The request:
Using the listing below, please gather every line containing the word "type".

Records to use:
● ● ● ● ●
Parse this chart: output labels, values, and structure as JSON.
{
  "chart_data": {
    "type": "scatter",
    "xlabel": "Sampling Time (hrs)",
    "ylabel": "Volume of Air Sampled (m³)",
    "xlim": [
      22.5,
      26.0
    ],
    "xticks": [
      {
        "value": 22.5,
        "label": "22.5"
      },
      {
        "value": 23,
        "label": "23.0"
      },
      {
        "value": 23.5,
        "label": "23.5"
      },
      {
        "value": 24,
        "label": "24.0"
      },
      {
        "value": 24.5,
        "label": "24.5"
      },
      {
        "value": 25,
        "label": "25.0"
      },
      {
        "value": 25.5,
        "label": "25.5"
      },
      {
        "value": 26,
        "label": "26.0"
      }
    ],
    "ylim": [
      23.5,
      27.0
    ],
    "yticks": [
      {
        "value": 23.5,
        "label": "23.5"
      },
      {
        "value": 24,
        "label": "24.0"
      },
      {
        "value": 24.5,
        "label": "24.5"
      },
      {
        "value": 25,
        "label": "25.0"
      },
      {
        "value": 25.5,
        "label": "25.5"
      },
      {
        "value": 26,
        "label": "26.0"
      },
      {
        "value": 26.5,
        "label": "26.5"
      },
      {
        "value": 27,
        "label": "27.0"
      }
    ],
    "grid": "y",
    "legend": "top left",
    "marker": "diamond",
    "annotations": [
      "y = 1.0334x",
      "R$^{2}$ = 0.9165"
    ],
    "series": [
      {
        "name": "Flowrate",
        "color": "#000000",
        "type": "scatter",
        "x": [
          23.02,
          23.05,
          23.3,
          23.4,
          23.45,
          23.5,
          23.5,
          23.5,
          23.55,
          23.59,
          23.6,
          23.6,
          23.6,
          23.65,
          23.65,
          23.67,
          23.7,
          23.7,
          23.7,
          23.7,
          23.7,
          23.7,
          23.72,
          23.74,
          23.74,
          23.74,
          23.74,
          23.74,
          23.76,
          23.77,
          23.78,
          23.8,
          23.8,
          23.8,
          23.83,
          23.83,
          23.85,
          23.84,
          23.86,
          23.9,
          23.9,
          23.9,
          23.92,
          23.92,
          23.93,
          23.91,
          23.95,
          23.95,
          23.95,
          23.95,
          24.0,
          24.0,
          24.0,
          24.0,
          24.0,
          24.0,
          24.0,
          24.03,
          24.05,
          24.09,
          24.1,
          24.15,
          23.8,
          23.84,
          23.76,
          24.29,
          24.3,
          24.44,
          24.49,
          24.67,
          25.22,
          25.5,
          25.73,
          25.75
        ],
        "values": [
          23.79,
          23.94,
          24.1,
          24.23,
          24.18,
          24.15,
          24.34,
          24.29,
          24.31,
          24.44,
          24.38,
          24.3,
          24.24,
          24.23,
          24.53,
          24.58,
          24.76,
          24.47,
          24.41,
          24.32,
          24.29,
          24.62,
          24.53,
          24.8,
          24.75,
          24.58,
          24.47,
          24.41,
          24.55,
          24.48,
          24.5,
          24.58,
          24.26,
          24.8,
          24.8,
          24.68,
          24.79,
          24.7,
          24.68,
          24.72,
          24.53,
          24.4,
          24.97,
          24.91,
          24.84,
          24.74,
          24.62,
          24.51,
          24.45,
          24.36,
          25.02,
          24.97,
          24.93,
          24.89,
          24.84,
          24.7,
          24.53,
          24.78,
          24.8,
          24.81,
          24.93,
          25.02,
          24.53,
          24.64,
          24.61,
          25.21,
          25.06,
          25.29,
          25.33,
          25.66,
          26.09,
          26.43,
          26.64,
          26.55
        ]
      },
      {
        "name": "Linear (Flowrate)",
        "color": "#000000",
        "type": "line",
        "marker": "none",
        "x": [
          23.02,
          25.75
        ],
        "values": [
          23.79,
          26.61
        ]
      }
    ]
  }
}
● ● ● ● ●
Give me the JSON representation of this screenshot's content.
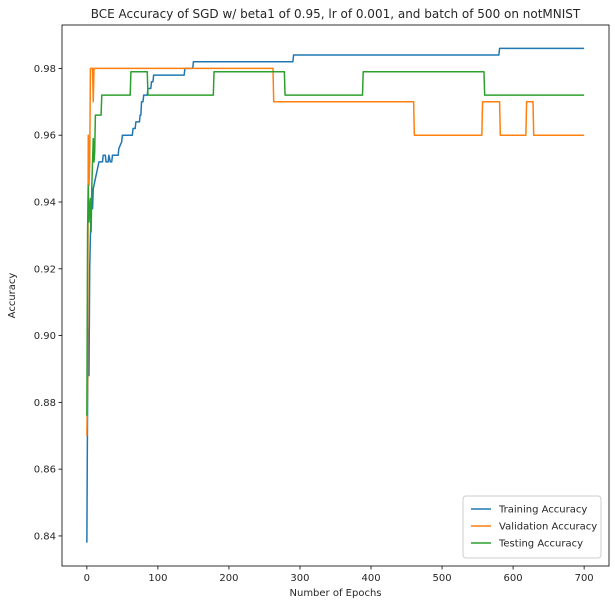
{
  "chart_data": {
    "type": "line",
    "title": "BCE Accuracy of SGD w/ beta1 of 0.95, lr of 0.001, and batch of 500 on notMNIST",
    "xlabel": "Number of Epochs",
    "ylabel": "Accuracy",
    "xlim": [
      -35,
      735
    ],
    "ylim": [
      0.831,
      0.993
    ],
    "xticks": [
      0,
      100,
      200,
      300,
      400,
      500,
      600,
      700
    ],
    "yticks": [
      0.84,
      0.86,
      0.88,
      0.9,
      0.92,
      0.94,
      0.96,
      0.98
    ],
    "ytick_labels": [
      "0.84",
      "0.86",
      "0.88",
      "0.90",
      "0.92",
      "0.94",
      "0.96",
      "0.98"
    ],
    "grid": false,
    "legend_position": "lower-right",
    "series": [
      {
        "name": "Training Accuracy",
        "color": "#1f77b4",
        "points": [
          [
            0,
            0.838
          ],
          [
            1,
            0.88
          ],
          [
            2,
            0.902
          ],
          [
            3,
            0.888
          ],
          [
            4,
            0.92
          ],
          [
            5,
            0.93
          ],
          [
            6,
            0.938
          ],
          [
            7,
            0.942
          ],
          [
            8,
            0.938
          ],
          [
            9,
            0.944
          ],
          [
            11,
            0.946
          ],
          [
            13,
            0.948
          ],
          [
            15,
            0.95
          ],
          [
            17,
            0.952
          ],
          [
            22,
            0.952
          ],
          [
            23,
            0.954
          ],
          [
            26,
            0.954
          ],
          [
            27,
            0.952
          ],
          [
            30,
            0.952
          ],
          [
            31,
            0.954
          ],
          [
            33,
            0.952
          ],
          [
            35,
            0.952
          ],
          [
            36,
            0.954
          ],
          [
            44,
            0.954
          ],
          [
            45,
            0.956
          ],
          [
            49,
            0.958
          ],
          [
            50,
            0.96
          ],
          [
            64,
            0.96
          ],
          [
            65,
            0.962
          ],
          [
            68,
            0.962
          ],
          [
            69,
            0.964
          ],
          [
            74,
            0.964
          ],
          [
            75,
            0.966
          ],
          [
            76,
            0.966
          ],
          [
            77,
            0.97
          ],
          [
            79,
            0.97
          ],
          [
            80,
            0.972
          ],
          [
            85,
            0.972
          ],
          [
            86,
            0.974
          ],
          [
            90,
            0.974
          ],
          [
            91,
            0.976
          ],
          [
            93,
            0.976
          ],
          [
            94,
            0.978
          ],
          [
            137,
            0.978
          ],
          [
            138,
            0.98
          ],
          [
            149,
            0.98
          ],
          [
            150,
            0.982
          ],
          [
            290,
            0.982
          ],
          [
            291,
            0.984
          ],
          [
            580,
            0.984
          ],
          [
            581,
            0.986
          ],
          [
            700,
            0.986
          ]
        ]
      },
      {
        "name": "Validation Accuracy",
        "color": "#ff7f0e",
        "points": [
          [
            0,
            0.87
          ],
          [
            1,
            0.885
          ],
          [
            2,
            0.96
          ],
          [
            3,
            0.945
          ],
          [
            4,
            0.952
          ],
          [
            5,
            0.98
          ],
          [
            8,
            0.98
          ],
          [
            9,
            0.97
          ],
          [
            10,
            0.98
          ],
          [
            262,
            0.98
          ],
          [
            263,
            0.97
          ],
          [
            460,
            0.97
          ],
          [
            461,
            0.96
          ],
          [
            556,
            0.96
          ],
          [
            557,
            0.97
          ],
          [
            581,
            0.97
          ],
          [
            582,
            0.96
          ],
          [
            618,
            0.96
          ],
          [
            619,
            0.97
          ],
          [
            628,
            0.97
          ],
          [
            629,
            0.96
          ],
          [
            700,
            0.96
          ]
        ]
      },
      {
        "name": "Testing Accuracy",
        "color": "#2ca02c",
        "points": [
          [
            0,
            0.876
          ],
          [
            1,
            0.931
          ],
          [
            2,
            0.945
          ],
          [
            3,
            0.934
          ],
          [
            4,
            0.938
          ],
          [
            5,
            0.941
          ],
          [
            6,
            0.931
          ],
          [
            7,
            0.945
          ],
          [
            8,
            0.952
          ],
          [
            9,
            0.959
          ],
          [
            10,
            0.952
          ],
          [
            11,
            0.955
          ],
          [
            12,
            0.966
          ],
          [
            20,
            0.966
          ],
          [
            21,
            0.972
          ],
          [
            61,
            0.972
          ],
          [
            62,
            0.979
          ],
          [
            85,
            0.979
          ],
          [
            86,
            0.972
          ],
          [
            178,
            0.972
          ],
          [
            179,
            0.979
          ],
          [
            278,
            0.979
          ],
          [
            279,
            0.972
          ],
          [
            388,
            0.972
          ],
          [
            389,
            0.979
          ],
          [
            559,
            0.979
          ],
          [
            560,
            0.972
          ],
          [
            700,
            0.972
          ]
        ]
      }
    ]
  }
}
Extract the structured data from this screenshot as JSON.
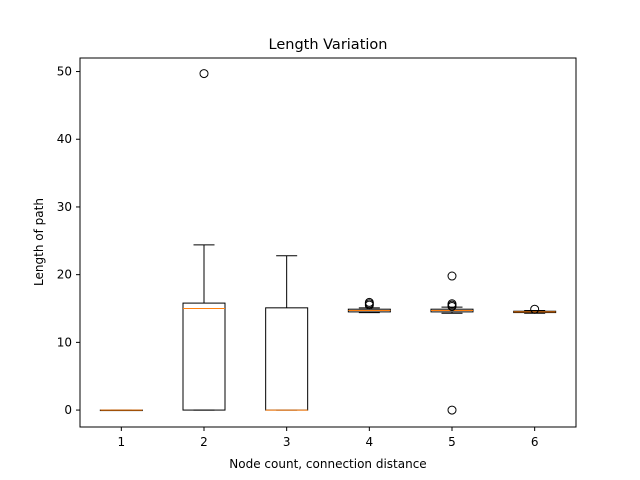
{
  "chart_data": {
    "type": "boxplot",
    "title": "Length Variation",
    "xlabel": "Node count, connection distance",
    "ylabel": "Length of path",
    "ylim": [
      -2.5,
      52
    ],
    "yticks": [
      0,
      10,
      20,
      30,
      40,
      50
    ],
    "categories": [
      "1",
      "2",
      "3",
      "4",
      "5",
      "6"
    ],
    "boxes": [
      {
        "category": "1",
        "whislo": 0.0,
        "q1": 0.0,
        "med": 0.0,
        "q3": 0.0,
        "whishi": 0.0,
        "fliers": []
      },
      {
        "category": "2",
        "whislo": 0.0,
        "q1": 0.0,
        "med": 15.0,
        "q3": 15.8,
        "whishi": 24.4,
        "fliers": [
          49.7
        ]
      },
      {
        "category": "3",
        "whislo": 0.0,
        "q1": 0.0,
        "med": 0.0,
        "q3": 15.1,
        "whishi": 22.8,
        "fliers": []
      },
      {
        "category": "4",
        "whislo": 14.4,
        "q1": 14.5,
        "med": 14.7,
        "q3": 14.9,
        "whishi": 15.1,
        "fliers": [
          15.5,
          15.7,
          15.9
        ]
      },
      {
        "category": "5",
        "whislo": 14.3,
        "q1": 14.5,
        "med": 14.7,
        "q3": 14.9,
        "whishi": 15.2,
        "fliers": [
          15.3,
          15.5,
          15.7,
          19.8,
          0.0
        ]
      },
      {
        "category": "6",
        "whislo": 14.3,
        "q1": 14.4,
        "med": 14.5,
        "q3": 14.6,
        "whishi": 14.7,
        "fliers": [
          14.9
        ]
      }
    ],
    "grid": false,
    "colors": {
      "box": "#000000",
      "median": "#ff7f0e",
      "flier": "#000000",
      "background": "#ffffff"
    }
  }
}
● ● ● ● ●
Response to this exercise:
    "type": "scatter",
        "type": "scatter",
        "type": "line",
    "type": "line",
    "type": "boxplot",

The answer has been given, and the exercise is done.